[Stored data]
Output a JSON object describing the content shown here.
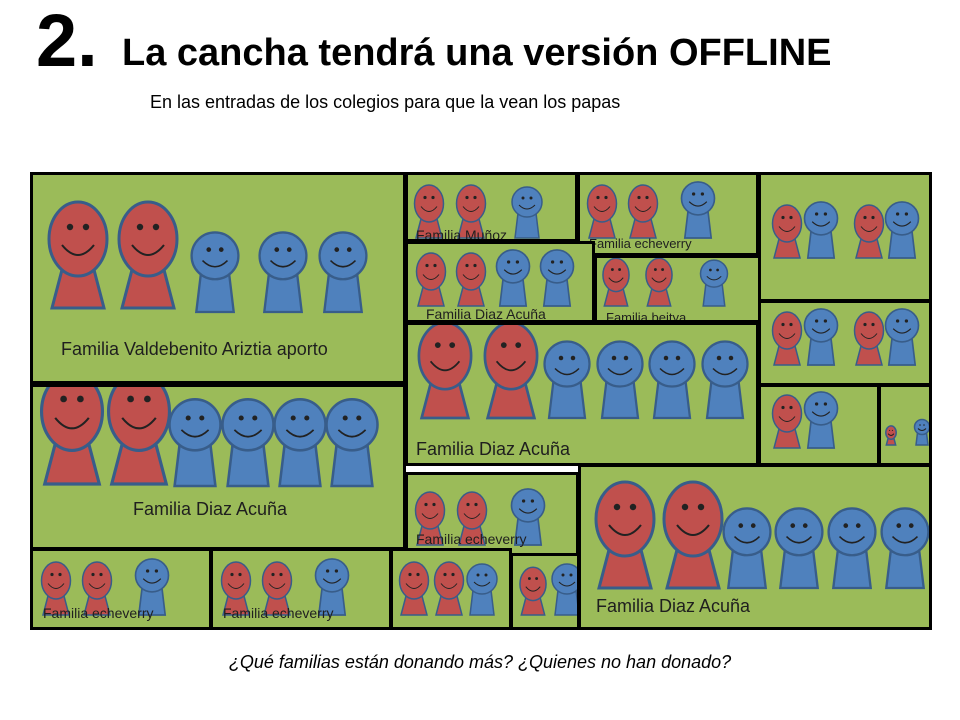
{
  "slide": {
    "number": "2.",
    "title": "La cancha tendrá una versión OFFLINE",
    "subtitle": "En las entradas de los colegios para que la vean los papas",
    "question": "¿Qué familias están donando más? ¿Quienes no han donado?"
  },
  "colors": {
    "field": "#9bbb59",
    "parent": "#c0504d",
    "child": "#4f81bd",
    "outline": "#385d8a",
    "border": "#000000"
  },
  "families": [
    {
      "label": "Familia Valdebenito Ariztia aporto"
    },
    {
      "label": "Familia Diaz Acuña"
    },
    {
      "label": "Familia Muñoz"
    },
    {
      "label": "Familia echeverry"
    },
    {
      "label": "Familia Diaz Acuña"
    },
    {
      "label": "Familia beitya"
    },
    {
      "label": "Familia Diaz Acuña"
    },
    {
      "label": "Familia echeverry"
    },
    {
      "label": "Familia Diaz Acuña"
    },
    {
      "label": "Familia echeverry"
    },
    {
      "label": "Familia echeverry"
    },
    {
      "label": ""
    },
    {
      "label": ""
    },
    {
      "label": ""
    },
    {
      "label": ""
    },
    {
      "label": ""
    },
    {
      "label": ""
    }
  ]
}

---

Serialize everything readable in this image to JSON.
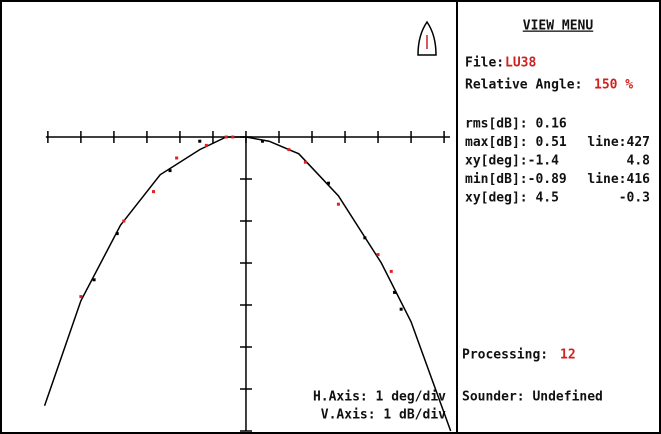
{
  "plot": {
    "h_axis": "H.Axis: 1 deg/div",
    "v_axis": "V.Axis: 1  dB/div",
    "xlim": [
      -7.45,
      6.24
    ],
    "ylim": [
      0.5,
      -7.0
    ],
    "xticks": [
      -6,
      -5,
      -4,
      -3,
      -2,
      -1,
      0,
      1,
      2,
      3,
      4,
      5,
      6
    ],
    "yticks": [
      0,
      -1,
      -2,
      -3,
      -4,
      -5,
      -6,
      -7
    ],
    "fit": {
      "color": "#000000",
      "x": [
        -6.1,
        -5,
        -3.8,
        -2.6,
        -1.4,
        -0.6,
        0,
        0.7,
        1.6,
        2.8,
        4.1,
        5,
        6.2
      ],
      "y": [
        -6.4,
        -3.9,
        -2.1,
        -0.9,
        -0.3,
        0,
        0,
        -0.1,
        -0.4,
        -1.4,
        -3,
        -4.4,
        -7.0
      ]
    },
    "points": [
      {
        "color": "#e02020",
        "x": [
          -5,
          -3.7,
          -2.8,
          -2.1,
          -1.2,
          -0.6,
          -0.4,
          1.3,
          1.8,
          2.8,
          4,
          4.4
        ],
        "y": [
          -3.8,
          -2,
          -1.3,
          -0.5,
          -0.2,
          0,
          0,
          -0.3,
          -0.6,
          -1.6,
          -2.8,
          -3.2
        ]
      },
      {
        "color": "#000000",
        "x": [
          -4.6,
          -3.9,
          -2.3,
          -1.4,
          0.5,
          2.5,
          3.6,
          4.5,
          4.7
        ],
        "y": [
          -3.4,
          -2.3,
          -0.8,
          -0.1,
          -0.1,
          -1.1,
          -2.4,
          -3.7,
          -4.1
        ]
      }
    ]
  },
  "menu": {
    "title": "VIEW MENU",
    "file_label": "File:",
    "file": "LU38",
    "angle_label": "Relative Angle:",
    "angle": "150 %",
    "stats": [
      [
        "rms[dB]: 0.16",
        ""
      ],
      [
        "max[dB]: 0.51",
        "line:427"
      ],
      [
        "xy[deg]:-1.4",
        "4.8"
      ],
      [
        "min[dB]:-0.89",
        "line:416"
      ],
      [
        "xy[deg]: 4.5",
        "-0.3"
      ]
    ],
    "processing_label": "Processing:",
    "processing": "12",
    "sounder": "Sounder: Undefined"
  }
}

→ GIVEN EXERCISE: Select every line in the material above where the string "Axis" occurs, and copy it.

→ EXERCISE RESULT:
    "h_axis": "H.Axis: 1 deg/div",
    "v_axis": "V.Axis: 1  dB/div",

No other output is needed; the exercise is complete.